Aim of the task: Make an exact copy of the entries below with the pictures removed.

Recorded information:
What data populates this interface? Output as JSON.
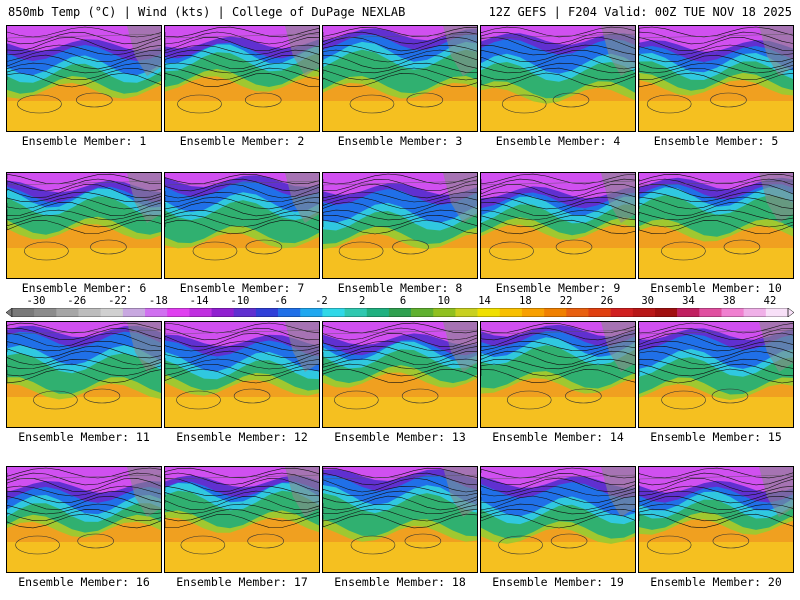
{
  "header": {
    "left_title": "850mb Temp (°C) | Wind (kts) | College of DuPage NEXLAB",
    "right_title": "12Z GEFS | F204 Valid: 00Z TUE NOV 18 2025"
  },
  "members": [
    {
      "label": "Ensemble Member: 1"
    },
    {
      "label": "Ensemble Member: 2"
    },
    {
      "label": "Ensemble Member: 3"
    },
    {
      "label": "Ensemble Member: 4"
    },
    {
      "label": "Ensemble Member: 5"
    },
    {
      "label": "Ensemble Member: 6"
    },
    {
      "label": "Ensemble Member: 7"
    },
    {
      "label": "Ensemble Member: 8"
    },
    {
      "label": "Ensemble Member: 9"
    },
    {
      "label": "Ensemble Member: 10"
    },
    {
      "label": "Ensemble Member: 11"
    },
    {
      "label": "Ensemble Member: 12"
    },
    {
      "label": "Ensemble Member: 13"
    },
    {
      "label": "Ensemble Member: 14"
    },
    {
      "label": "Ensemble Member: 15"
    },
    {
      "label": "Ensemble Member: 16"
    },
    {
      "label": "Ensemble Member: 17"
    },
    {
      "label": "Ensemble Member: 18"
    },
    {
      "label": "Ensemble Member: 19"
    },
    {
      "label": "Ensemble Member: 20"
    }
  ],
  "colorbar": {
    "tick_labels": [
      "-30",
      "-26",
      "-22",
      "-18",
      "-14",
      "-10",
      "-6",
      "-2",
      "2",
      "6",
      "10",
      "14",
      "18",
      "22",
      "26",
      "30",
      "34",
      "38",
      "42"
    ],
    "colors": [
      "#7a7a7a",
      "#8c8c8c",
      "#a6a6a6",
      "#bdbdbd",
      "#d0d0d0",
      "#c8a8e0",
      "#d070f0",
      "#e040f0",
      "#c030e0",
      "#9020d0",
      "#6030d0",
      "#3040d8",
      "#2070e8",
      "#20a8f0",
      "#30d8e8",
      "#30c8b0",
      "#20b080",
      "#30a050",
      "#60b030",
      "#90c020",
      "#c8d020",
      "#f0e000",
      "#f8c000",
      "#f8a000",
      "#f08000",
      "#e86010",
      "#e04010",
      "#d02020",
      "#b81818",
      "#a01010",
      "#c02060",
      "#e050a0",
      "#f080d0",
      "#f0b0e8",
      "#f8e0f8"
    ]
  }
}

Expected answer:
What data populates this interface? Output as JSON.
{
  "header": {
    "left_title": "850mb Temp (°C) | Wind (kts) | College of DuPage NEXLAB",
    "right_title": "12Z GEFS | F204 Valid: 00Z TUE NOV 18 2025"
  },
  "members": [
    {
      "label": "Ensemble Member: 1"
    },
    {
      "label": "Ensemble Member: 2"
    },
    {
      "label": "Ensemble Member: 3"
    },
    {
      "label": "Ensemble Member: 4"
    },
    {
      "label": "Ensemble Member: 5"
    },
    {
      "label": "Ensemble Member: 6"
    },
    {
      "label": "Ensemble Member: 7"
    },
    {
      "label": "Ensemble Member: 8"
    },
    {
      "label": "Ensemble Member: 9"
    },
    {
      "label": "Ensemble Member: 10"
    },
    {
      "label": "Ensemble Member: 11"
    },
    {
      "label": "Ensemble Member: 12"
    },
    {
      "label": "Ensemble Member: 13"
    },
    {
      "label": "Ensemble Member: 14"
    },
    {
      "label": "Ensemble Member: 15"
    },
    {
      "label": "Ensemble Member: 16"
    },
    {
      "label": "Ensemble Member: 17"
    },
    {
      "label": "Ensemble Member: 18"
    },
    {
      "label": "Ensemble Member: 19"
    },
    {
      "label": "Ensemble Member: 20"
    }
  ],
  "colorbar": {
    "tick_labels": [
      "-30",
      "-26",
      "-22",
      "-18",
      "-14",
      "-10",
      "-6",
      "-2",
      "2",
      "6",
      "10",
      "14",
      "18",
      "22",
      "26",
      "30",
      "34",
      "38",
      "42"
    ],
    "colors": [
      "#7a7a7a",
      "#8c8c8c",
      "#a6a6a6",
      "#bdbdbd",
      "#d0d0d0",
      "#c8a8e0",
      "#d070f0",
      "#e040f0",
      "#c030e0",
      "#9020d0",
      "#6030d0",
      "#3040d8",
      "#2070e8",
      "#20a8f0",
      "#30d8e8",
      "#30c8b0",
      "#20b080",
      "#30a050",
      "#60b030",
      "#90c020",
      "#c8d020",
      "#f0e000",
      "#f8c000",
      "#f8a000",
      "#f08000",
      "#e86010",
      "#e04010",
      "#d02020",
      "#b81818",
      "#a01010",
      "#c02060",
      "#e050a0",
      "#f080d0",
      "#f0b0e8",
      "#f8e0f8"
    ]
  }
}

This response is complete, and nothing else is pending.